>> begin DATA LISTING

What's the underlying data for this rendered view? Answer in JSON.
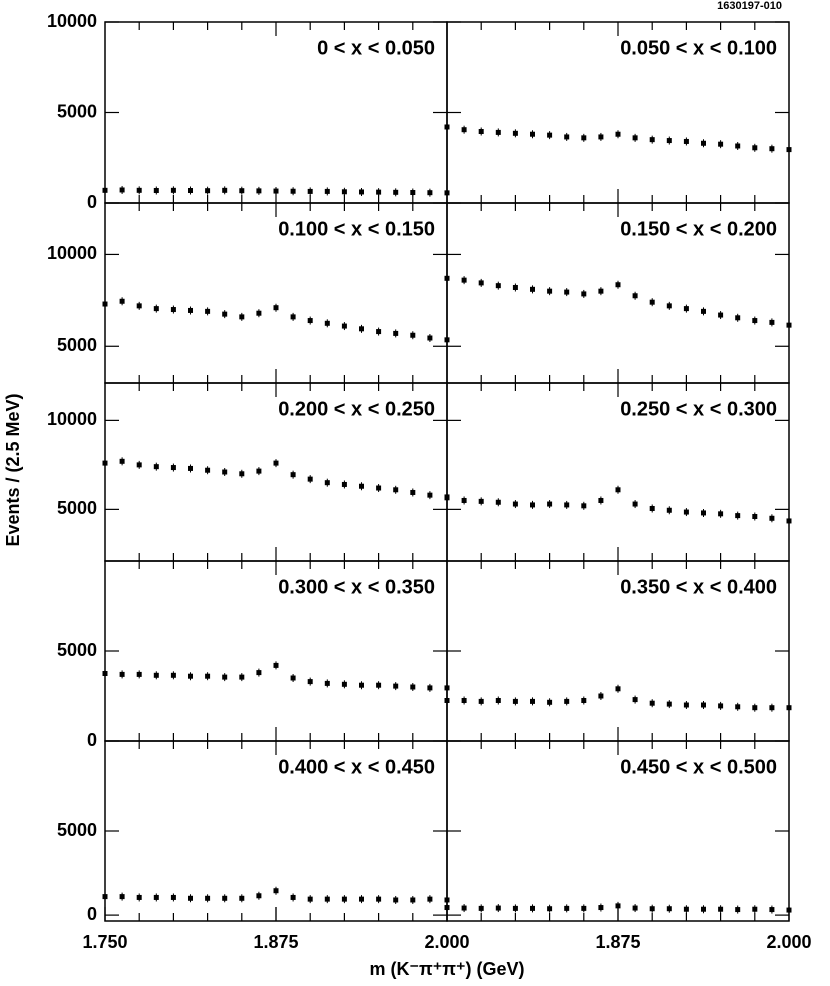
{
  "figure_id": "1630197-010",
  "ylabel": "Events / (2.5 MeV)",
  "xlabel": "m (K⁻π⁺π⁺) (GeV)",
  "chart_data": [
    {
      "type": "scatter",
      "title": "0 < x < 0.050",
      "color": "#000000",
      "xlim": [
        1.75,
        2.0
      ],
      "ylim": [
        0,
        10000
      ],
      "yticks": [
        0,
        5000,
        10000
      ],
      "x": [
        1.75,
        1.7625,
        1.775,
        1.7875,
        1.8,
        1.8125,
        1.825,
        1.8375,
        1.85,
        1.8625,
        1.875,
        1.8875,
        1.9,
        1.9125,
        1.925,
        1.9375,
        1.95,
        1.9625,
        1.975,
        1.9875,
        2.0
      ],
      "values": [
        700,
        720,
        700,
        690,
        700,
        690,
        680,
        700,
        680,
        670,
        660,
        650,
        640,
        640,
        620,
        610,
        600,
        590,
        580,
        570,
        560
      ]
    },
    {
      "type": "scatter",
      "title": "0.050 < x < 0.100",
      "color": "#000000",
      "xlim": [
        1.75,
        2.0
      ],
      "ylim": [
        0,
        10000
      ],
      "x": [
        1.75,
        1.7625,
        1.775,
        1.7875,
        1.8,
        1.8125,
        1.825,
        1.8375,
        1.85,
        1.8625,
        1.875,
        1.8875,
        1.9,
        1.9125,
        1.925,
        1.9375,
        1.95,
        1.9625,
        1.975,
        1.9875,
        2.0
      ],
      "values": [
        4200,
        4050,
        3950,
        3900,
        3850,
        3800,
        3750,
        3650,
        3600,
        3650,
        3800,
        3600,
        3500,
        3450,
        3400,
        3300,
        3250,
        3150,
        3050,
        3000,
        2950
      ]
    },
    {
      "type": "scatter",
      "title": "0.100 < x < 0.150",
      "color": "#000000",
      "xlim": [
        1.75,
        2.0
      ],
      "ylim": [
        3000,
        12800
      ],
      "yticks": [
        5000,
        10000
      ],
      "x": [
        1.75,
        1.7625,
        1.775,
        1.7875,
        1.8,
        1.8125,
        1.825,
        1.8375,
        1.85,
        1.8625,
        1.875,
        1.8875,
        1.9,
        1.9125,
        1.925,
        1.9375,
        1.95,
        1.9625,
        1.975,
        1.9875,
        2.0
      ],
      "values": [
        7300,
        7450,
        7200,
        7050,
        7000,
        6950,
        6900,
        6750,
        6600,
        6800,
        7100,
        6600,
        6400,
        6250,
        6100,
        5950,
        5800,
        5700,
        5600,
        5450,
        5350
      ]
    },
    {
      "type": "scatter",
      "title": "0.150 < x < 0.200",
      "color": "#000000",
      "xlim": [
        1.75,
        2.0
      ],
      "ylim": [
        3000,
        12800
      ],
      "x": [
        1.75,
        1.7625,
        1.775,
        1.7875,
        1.8,
        1.8125,
        1.825,
        1.8375,
        1.85,
        1.8625,
        1.875,
        1.8875,
        1.9,
        1.9125,
        1.925,
        1.9375,
        1.95,
        1.9625,
        1.975,
        1.9875,
        2.0
      ],
      "values": [
        8700,
        8600,
        8450,
        8300,
        8200,
        8100,
        8000,
        7950,
        7850,
        8000,
        8350,
        7750,
        7400,
        7200,
        7050,
        6900,
        6700,
        6550,
        6400,
        6300,
        6150
      ]
    },
    {
      "type": "scatter",
      "title": "0.200 < x < 0.250",
      "color": "#000000",
      "xlim": [
        1.75,
        2.0
      ],
      "ylim": [
        2100,
        12100
      ],
      "yticks": [
        5000,
        10000
      ],
      "x": [
        1.75,
        1.7625,
        1.775,
        1.7875,
        1.8,
        1.8125,
        1.825,
        1.8375,
        1.85,
        1.8625,
        1.875,
        1.8875,
        1.9,
        1.9125,
        1.925,
        1.9375,
        1.95,
        1.9625,
        1.975,
        1.9875,
        2.0
      ],
      "values": [
        7600,
        7700,
        7500,
        7400,
        7350,
        7300,
        7200,
        7100,
        7000,
        7150,
        7600,
        6950,
        6700,
        6500,
        6400,
        6300,
        6200,
        6100,
        5950,
        5800,
        5650
      ]
    },
    {
      "type": "scatter",
      "title": "0.250 < x < 0.300",
      "color": "#000000",
      "xlim": [
        1.75,
        2.0
      ],
      "ylim": [
        2100,
        12100
      ],
      "x": [
        1.75,
        1.7625,
        1.775,
        1.7875,
        1.8,
        1.8125,
        1.825,
        1.8375,
        1.85,
        1.8625,
        1.875,
        1.8875,
        1.9,
        1.9125,
        1.925,
        1.9375,
        1.95,
        1.9625,
        1.975,
        1.9875,
        2.0
      ],
      "values": [
        5700,
        5500,
        5450,
        5400,
        5300,
        5250,
        5300,
        5250,
        5200,
        5500,
        6100,
        5300,
        5050,
        4950,
        4850,
        4800,
        4750,
        4650,
        4600,
        4500,
        4350
      ]
    },
    {
      "type": "scatter",
      "title": "0.300 < x < 0.350",
      "color": "#000000",
      "xlim": [
        1.75,
        2.0
      ],
      "ylim": [
        0,
        10000
      ],
      "yticks": [
        0,
        5000
      ],
      "x": [
        1.75,
        1.7625,
        1.775,
        1.7875,
        1.8,
        1.8125,
        1.825,
        1.8375,
        1.85,
        1.8625,
        1.875,
        1.8875,
        1.9,
        1.9125,
        1.925,
        1.9375,
        1.95,
        1.9625,
        1.975,
        1.9875,
        2.0
      ],
      "values": [
        3750,
        3700,
        3700,
        3650,
        3650,
        3600,
        3600,
        3550,
        3550,
        3800,
        4200,
        3500,
        3300,
        3200,
        3150,
        3100,
        3100,
        3050,
        3000,
        2950,
        2950
      ]
    },
    {
      "type": "scatter",
      "title": "0.350 < x < 0.400",
      "color": "#000000",
      "xlim": [
        1.75,
        2.0
      ],
      "ylim": [
        0,
        10000
      ],
      "x": [
        1.75,
        1.7625,
        1.775,
        1.7875,
        1.8,
        1.8125,
        1.825,
        1.8375,
        1.85,
        1.8625,
        1.875,
        1.8875,
        1.9,
        1.9125,
        1.925,
        1.9375,
        1.95,
        1.9625,
        1.975,
        1.9875,
        2.0
      ],
      "values": [
        2250,
        2250,
        2200,
        2250,
        2200,
        2200,
        2150,
        2200,
        2250,
        2500,
        2900,
        2300,
        2100,
        2050,
        2000,
        2000,
        1950,
        1900,
        1850,
        1850,
        1850
      ]
    },
    {
      "type": "scatter",
      "title": "0.400 < x < 0.450",
      "color": "#000000",
      "xlim": [
        1.75,
        2.0
      ],
      "ylim": [
        -350,
        10350
      ],
      "yticks": [
        0,
        5000
      ],
      "xticks": [
        {
          "value": 1.75,
          "label": "1.750"
        },
        {
          "value": 1.875,
          "label": "1.875"
        },
        {
          "value": 2.0,
          "label": "2.000"
        }
      ],
      "x": [
        1.75,
        1.7625,
        1.775,
        1.7875,
        1.8,
        1.8125,
        1.825,
        1.8375,
        1.85,
        1.8625,
        1.875,
        1.8875,
        1.9,
        1.9125,
        1.925,
        1.9375,
        1.95,
        1.9625,
        1.975,
        1.9875,
        2.0
      ],
      "values": [
        1100,
        1100,
        1050,
        1050,
        1050,
        1000,
        1000,
        1000,
        1000,
        1150,
        1450,
        1050,
        950,
        950,
        950,
        950,
        950,
        900,
        900,
        950,
        900
      ]
    },
    {
      "type": "scatter",
      "title": "0.450 < x < 0.500",
      "color": "#000000",
      "xlim": [
        1.75,
        2.0
      ],
      "ylim": [
        -350,
        10350
      ],
      "xticks": [
        {
          "value": 1.875,
          "label": "1.875"
        },
        {
          "value": 2.0,
          "label": "2.000"
        }
      ],
      "x": [
        1.75,
        1.7625,
        1.775,
        1.7875,
        1.8,
        1.8125,
        1.825,
        1.8375,
        1.85,
        1.8625,
        1.875,
        1.8875,
        1.9,
        1.9125,
        1.925,
        1.9375,
        1.95,
        1.9625,
        1.975,
        1.9875,
        2.0
      ],
      "values": [
        450,
        420,
        400,
        420,
        400,
        400,
        380,
        400,
        400,
        450,
        550,
        420,
        380,
        380,
        350,
        350,
        350,
        330,
        350,
        330,
        300
      ]
    }
  ]
}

>> end DATA LISTING

◆ PROBLEM DETAILS ◆
List each line of the records that holds the string "title".

◆ FULL OUTPUT ◆
      "title": "0 < x < 0.050",
      "title": "0.050 < x < 0.100",
      "title": "0.100 < x < 0.150",
      "title": "0.150 < x < 0.200",
      "title": "0.200 < x < 0.250",
      "title": "0.250 < x < 0.300",
      "title": "0.300 < x < 0.350",
      "title": "0.350 < x < 0.400",
      "title": "0.400 < x < 0.450",
      "title": "0.450 < x < 0.500",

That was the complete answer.